-- Directions --
Identify every line in the records that contains the string "legend", and copy each of those lines. Case counts.
------------------------------------------------------------------------
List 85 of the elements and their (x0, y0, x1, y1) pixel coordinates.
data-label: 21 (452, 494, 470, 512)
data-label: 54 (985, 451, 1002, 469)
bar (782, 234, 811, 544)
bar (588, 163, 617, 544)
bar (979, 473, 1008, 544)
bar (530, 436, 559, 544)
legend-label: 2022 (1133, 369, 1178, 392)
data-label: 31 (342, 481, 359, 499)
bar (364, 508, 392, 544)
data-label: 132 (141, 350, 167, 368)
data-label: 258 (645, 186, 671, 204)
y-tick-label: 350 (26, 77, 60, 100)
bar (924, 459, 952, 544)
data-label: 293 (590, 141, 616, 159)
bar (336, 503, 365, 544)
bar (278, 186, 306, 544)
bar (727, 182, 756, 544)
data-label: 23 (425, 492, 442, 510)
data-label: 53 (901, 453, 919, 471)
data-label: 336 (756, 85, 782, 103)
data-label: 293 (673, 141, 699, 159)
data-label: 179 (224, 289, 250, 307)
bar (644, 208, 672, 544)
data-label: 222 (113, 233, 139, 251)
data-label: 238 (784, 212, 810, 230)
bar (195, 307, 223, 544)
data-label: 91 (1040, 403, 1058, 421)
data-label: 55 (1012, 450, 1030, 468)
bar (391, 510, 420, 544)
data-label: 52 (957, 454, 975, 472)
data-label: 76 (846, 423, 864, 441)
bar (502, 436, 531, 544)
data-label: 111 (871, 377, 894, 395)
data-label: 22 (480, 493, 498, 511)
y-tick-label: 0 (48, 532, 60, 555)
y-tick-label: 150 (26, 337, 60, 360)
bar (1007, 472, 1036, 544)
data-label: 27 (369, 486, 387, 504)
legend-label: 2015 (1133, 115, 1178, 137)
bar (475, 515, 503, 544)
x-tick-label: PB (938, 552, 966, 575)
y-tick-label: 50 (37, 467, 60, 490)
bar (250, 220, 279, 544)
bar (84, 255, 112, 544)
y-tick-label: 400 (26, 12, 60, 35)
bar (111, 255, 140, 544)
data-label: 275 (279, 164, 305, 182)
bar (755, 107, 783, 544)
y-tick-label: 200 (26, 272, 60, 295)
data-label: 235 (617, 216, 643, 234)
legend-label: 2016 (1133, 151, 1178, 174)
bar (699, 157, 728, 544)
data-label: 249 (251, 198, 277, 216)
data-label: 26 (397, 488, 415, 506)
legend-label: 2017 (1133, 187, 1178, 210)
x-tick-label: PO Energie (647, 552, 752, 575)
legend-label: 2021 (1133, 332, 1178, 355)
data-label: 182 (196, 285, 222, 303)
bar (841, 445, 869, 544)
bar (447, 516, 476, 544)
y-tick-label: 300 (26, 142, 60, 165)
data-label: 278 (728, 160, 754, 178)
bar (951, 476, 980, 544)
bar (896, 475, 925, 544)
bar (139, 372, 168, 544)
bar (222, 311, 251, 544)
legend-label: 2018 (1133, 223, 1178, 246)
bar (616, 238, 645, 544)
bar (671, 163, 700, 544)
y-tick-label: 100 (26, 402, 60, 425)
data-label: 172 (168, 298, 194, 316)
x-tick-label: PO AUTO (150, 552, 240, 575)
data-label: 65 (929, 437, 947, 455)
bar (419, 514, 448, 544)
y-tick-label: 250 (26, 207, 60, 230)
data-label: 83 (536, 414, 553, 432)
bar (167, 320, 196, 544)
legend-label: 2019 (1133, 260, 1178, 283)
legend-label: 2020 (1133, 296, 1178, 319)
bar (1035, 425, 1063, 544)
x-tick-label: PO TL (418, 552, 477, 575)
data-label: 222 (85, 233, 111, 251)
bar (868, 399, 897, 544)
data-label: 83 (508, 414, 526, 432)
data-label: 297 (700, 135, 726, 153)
------------------------------------------------------------------------
-- Task output --
legend-label: 2022 (1133, 369, 1178, 392)
legend-label: 2015 (1133, 115, 1178, 137)
legend-label: 2016 (1133, 151, 1178, 174)
legend-label: 2017 (1133, 187, 1178, 210)
legend-label: 2021 (1133, 332, 1178, 355)
legend-label: 2018 (1133, 223, 1178, 246)
legend-label: 2019 (1133, 260, 1178, 283)
legend-label: 2020 (1133, 296, 1178, 319)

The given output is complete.